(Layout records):
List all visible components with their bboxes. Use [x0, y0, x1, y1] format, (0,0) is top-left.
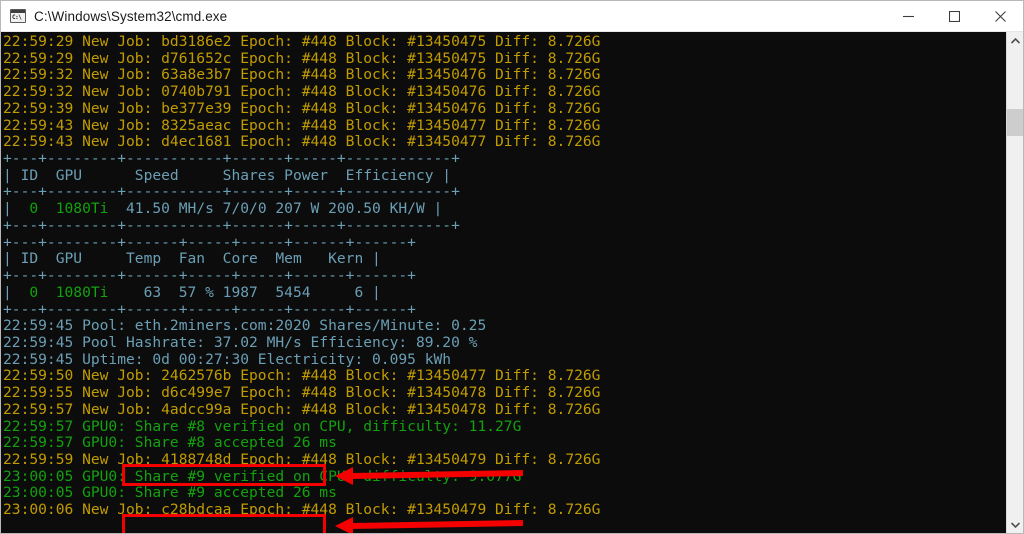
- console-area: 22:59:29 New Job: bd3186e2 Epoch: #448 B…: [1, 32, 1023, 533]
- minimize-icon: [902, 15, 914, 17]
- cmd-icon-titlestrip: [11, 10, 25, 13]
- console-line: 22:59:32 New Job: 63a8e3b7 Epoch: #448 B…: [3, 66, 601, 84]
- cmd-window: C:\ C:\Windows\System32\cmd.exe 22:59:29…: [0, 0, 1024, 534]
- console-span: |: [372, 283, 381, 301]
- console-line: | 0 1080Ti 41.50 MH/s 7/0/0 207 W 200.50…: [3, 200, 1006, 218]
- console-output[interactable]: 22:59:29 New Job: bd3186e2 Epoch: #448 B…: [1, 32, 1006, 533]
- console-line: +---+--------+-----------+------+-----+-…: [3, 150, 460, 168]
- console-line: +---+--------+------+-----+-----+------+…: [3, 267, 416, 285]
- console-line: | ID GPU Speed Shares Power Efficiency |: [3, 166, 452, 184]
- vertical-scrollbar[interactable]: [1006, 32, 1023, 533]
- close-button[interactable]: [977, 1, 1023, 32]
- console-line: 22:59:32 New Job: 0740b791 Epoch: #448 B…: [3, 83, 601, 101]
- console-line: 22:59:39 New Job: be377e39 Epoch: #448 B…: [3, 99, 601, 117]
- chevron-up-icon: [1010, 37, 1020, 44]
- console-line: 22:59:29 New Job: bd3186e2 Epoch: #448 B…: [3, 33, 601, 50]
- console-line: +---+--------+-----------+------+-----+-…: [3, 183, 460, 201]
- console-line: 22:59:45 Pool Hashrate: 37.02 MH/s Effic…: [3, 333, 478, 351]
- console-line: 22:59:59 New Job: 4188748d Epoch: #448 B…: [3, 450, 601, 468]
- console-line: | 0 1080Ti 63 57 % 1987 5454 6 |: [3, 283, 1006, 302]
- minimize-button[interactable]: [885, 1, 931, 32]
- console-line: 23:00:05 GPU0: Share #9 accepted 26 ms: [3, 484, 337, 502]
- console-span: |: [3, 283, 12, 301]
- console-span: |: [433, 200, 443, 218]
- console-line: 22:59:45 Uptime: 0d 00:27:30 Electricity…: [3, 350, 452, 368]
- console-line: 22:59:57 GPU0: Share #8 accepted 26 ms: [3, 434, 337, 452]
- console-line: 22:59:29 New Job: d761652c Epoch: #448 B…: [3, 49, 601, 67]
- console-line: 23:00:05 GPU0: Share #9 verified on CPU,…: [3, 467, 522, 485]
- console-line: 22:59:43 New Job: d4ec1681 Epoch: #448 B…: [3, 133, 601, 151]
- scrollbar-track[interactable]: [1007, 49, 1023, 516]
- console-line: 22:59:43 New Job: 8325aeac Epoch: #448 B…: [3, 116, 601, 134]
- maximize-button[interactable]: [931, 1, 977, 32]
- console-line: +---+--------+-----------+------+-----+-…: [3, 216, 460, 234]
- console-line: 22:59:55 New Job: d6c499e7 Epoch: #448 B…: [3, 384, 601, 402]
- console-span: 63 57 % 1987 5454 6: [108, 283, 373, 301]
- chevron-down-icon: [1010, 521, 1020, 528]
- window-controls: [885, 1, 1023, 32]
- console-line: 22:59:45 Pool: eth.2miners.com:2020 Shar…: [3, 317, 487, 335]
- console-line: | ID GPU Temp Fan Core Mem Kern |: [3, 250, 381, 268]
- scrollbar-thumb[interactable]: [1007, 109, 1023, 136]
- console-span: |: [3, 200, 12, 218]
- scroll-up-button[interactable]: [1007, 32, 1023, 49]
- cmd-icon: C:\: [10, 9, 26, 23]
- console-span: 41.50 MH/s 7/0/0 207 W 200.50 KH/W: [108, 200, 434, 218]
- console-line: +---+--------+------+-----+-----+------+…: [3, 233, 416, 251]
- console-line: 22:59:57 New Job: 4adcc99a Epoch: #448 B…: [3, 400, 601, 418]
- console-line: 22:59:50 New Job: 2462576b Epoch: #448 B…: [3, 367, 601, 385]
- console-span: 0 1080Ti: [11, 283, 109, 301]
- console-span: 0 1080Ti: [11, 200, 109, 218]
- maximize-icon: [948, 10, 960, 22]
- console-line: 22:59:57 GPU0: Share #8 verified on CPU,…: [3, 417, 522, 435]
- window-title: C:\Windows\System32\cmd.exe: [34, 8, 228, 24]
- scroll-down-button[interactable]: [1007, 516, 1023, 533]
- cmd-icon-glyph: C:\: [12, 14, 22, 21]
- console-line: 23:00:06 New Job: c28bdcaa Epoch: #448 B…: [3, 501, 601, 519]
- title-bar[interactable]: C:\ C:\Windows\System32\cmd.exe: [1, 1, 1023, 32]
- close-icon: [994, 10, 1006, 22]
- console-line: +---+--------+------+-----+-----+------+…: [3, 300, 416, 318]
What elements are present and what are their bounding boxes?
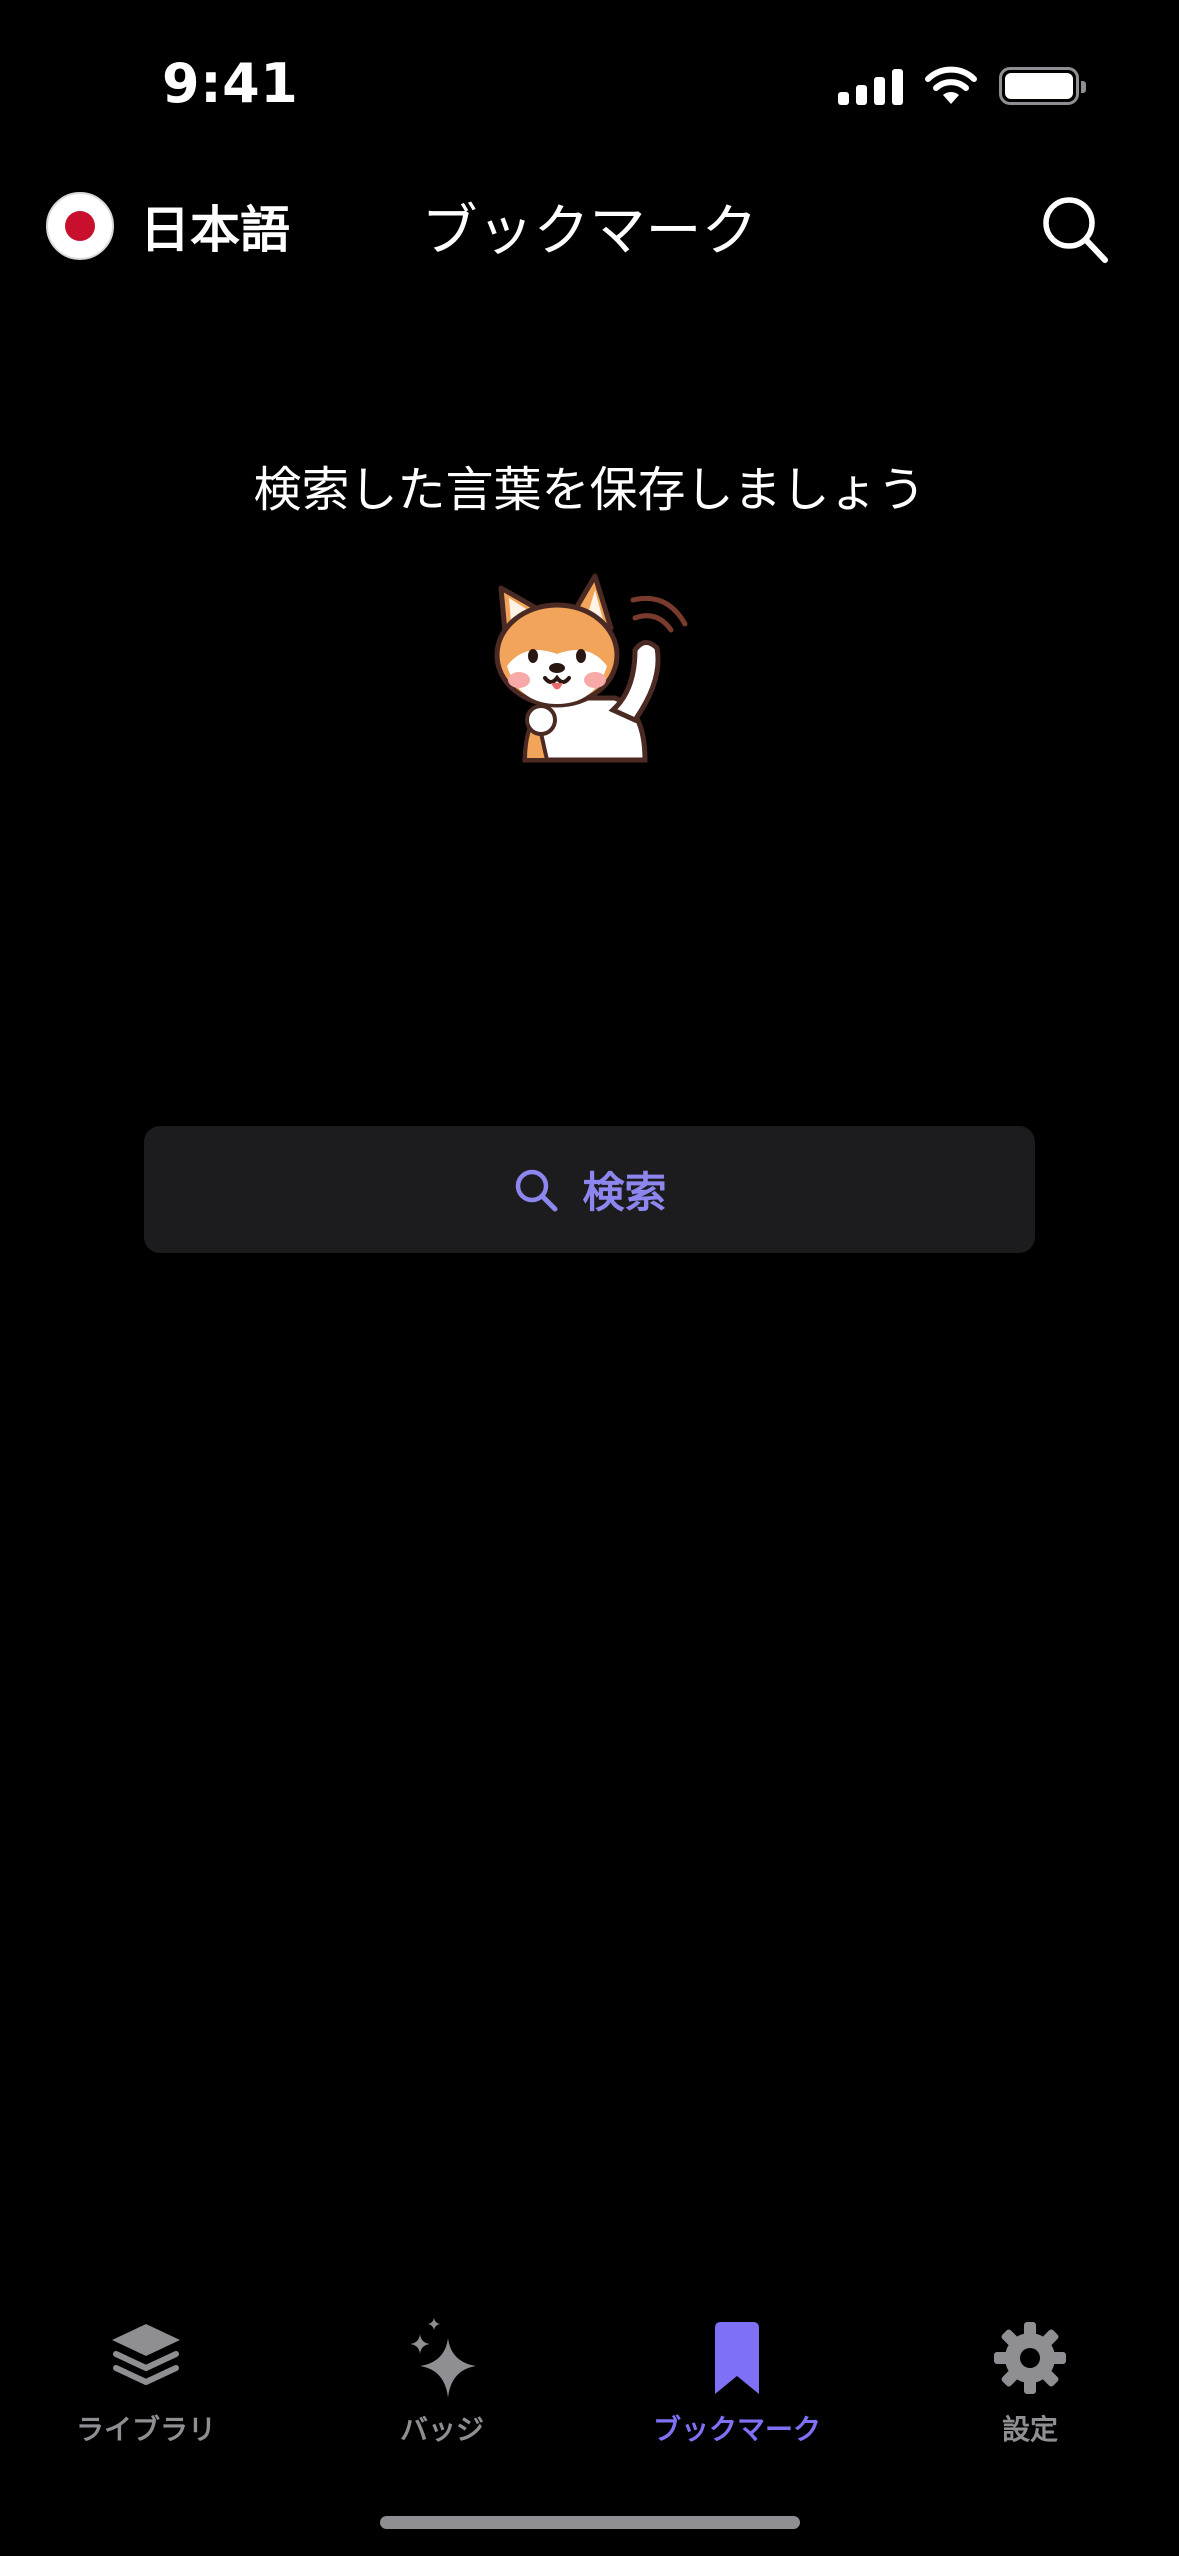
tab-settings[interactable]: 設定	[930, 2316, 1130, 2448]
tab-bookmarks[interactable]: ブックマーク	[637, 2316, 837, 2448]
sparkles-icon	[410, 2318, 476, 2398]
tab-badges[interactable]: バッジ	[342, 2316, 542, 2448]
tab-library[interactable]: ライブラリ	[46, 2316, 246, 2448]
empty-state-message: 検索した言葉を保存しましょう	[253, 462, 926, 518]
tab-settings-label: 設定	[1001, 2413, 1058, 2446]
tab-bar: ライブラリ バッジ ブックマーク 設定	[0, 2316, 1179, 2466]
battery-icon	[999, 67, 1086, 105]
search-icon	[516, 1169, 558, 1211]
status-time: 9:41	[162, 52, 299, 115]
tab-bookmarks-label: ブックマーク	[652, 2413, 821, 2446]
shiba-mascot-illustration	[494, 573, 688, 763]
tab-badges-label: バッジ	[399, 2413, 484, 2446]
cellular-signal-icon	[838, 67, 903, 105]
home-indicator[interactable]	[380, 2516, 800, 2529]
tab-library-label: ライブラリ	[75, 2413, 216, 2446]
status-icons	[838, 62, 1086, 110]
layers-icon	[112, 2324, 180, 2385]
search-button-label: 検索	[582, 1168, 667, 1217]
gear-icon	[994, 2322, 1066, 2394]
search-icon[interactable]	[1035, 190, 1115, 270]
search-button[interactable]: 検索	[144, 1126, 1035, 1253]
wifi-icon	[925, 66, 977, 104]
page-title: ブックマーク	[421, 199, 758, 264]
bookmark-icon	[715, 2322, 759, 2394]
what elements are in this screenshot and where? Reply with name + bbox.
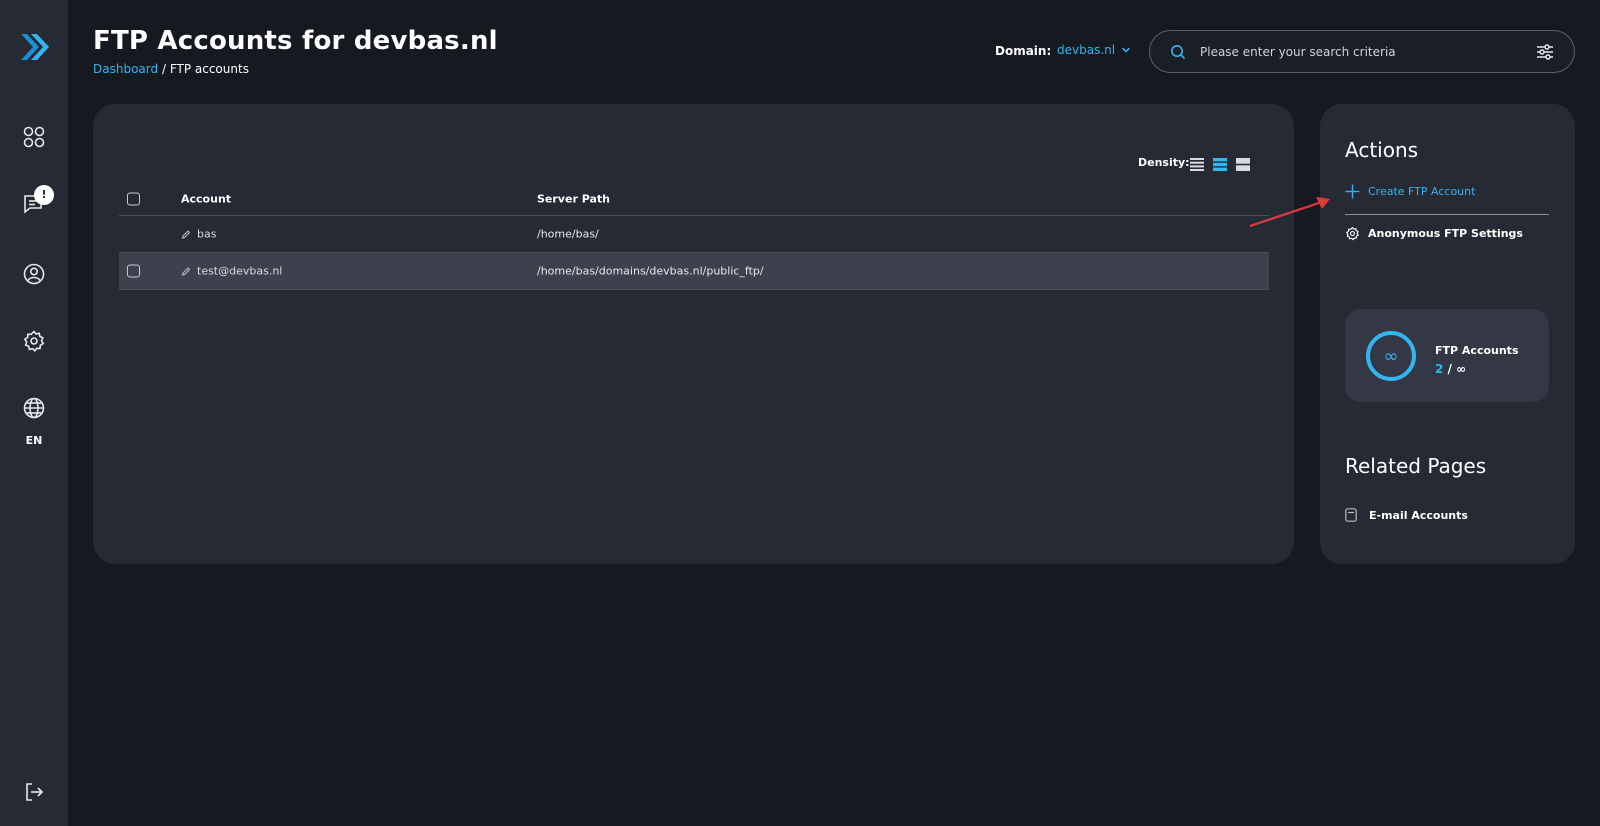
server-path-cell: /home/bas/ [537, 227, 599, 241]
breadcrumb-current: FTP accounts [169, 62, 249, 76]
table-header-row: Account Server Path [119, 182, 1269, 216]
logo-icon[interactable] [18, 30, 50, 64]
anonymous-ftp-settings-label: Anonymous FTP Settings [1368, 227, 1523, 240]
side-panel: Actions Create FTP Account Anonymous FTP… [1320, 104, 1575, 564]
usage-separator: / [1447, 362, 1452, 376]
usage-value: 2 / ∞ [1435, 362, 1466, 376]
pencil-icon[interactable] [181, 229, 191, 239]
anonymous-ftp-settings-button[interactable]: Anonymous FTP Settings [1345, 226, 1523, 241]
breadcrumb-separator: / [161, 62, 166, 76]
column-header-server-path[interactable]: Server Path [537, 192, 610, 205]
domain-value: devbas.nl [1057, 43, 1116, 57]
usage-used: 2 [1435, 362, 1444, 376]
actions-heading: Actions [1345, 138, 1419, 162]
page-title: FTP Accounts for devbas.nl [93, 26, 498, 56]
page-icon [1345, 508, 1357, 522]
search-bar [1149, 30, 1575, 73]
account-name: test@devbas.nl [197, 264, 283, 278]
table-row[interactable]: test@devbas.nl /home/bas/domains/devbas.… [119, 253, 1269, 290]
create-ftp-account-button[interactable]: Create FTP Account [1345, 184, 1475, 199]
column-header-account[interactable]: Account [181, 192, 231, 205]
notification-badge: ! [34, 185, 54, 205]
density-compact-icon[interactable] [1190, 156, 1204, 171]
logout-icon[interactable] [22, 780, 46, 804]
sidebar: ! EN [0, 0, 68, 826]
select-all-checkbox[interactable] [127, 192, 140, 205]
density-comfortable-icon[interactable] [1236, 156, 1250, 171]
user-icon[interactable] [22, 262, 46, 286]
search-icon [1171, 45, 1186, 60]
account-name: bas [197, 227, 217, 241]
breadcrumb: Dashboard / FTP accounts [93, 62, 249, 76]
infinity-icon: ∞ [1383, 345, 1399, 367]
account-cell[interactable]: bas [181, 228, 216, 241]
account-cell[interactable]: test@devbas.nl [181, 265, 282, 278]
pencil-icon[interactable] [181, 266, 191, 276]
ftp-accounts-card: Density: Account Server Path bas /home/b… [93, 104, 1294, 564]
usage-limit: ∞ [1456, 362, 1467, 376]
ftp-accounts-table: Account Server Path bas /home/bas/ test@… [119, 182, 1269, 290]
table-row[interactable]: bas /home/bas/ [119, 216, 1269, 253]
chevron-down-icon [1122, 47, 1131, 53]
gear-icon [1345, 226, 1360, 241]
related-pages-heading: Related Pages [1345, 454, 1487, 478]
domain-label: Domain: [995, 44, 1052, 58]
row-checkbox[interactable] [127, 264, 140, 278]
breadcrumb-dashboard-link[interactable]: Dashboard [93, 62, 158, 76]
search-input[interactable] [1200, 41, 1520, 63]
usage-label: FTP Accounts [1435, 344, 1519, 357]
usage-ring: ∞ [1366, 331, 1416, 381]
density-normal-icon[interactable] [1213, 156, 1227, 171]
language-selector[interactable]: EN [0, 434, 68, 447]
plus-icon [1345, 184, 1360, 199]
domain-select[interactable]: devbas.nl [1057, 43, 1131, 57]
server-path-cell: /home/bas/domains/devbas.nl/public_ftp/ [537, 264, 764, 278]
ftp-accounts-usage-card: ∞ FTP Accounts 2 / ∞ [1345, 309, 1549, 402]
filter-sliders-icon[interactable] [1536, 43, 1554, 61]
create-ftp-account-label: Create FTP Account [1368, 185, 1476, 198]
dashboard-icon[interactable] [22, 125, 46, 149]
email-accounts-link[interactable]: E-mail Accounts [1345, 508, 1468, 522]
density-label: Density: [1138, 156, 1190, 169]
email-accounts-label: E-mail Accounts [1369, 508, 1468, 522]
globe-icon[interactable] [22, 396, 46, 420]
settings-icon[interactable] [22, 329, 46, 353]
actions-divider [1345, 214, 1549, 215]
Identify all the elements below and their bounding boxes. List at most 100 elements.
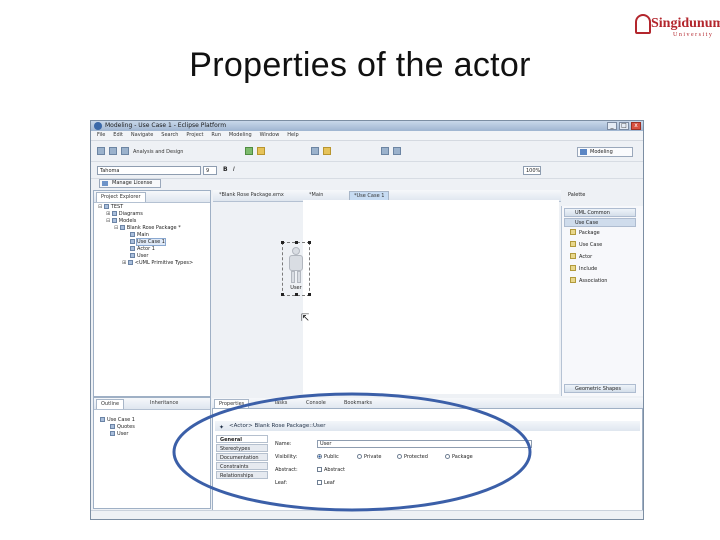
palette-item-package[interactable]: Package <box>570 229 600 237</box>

(Work to do):
Which lines of the material above contain the string "value"? Return each of them in full.

(Complete response):
usage-value: 2 / ∞ [1435, 362, 1466, 376]
domain-value: devbas.nl [1057, 43, 1116, 57]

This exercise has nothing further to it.